[WHAT NEEDS TO BE DONE]: Return all of the lines below exactly as they are.

[Data entries]
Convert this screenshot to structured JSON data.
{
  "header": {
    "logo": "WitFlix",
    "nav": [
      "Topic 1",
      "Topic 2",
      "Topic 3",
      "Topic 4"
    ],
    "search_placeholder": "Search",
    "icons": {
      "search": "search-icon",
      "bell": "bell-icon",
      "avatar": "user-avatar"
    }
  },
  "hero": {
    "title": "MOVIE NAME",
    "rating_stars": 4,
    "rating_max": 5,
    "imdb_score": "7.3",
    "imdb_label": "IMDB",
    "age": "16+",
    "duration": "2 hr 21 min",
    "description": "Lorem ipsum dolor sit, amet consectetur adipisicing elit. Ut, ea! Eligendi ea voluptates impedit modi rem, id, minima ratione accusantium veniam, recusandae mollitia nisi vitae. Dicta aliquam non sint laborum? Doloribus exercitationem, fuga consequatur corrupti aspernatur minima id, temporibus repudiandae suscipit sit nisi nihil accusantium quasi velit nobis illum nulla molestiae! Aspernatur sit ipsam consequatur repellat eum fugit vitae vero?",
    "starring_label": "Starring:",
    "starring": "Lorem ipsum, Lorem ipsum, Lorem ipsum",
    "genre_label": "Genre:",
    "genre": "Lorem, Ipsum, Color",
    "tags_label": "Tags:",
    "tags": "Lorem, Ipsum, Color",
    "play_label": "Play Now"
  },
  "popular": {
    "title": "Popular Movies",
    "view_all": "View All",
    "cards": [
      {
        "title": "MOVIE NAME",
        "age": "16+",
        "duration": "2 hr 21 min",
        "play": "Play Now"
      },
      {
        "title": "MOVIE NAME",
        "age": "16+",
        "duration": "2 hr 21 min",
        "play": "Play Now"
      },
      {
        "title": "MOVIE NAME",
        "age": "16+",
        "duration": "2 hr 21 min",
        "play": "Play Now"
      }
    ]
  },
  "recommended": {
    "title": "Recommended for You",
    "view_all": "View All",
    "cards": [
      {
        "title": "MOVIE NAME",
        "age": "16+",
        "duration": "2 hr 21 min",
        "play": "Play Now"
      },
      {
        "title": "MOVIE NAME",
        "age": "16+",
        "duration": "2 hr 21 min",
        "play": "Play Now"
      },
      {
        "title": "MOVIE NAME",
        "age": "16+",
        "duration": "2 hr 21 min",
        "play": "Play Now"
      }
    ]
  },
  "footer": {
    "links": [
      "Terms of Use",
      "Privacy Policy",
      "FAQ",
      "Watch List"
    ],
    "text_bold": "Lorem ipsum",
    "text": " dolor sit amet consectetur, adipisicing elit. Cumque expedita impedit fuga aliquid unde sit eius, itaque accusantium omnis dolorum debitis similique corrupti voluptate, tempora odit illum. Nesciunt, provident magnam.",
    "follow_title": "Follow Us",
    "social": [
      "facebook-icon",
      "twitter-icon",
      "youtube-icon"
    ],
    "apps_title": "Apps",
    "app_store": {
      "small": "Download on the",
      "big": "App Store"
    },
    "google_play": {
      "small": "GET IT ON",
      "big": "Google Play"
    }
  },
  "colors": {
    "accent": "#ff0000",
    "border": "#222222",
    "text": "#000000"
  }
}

[ANSWER TO THE TASK]:
Convert this screenshot to structured JSON data.
{
  "header": {
    "logo": "WitFlix",
    "nav": [
      "Topic 1",
      "Topic 2",
      "Topic 3",
      "Topic 4"
    ],
    "search_placeholder": "Search",
    "icons": {
      "search": "search-icon",
      "bell": "bell-icon",
      "avatar": "user-avatar"
    }
  },
  "hero": {
    "title": "MOVIE NAME",
    "rating_stars": 4,
    "rating_max": 5,
    "imdb_score": "7.3",
    "imdb_label": "IMDB",
    "age": "16+",
    "duration": "2 hr 21 min",
    "description": "Lorem ipsum dolor sit, amet consectetur adipisicing elit. Ut, ea! Eligendi ea voluptates impedit modi rem, id, minima ratione accusantium veniam, recusandae mollitia nisi vitae. Dicta aliquam non sint laborum? Doloribus exercitationem, fuga consequatur corrupti aspernatur minima id, temporibus repudiandae suscipit sit nisi nihil accusantium quasi velit nobis illum nulla molestiae! Aspernatur sit ipsam consequatur repellat eum fugit vitae vero?",
    "starring_label": "Starring:",
    "starring": "Lorem ipsum, Lorem ipsum, Lorem ipsum",
    "genre_label": "Genre:",
    "genre": "Lorem, Ipsum, Color",
    "tags_label": "Tags:",
    "tags": "Lorem, Ipsum, Color",
    "play_label": "Play Now"
  },
  "popular": {
    "title": "Popular Movies",
    "view_all": "View All",
    "cards": [
      {
        "title": "MOVIE NAME",
        "age": "16+",
        "duration": "2 hr 21 min",
        "play": "Play Now"
      },
      {
        "title": "MOVIE NAME",
        "age": "16+",
        "duration": "2 hr 21 min",
        "play": "Play Now"
      },
      {
        "title": "MOVIE NAME",
        "age": "16+",
        "duration": "2 hr 21 min",
        "play": "Play Now"
      }
    ]
  },
  "recommended": {
    "title": "Recommended for You",
    "view_all": "View All",
    "cards": [
      {
        "title": "MOVIE NAME",
        "age": "16+",
        "duration": "2 hr 21 min",
        "play": "Play Now"
      },
      {
        "title": "MOVIE NAME",
        "age": "16+",
        "duration": "2 hr 21 min",
        "play": "Play Now"
      },
      {
        "title": "MOVIE NAME",
        "age": "16+",
        "duration": "2 hr 21 min",
        "play": "Play Now"
      }
    ]
  },
  "footer": {
    "links": [
      "Terms of Use",
      "Privacy Policy",
      "FAQ",
      "Watch List"
    ],
    "text_bold": "Lorem ipsum",
    "text": " dolor sit amet consectetur, adipisicing elit. Cumque expedita impedit fuga aliquid unde sit eius, itaque accusantium omnis dolorum debitis similique corrupti voluptate, tempora odit illum. Nesciunt, provident magnam.",
    "follow_title": "Follow Us",
    "social": [
      "facebook-icon",
      "twitter-icon",
      "youtube-icon"
    ],
    "apps_title": "Apps",
    "app_store": {
      "small": "Download on the",
      "big": "App Store"
    },
    "google_play": {
      "small": "GET IT ON",
      "big": "Google Play"
    }
  },
  "colors": {
    "accent": "#ff0000",
    "border": "#222222",
    "text": "#000000"
  }
}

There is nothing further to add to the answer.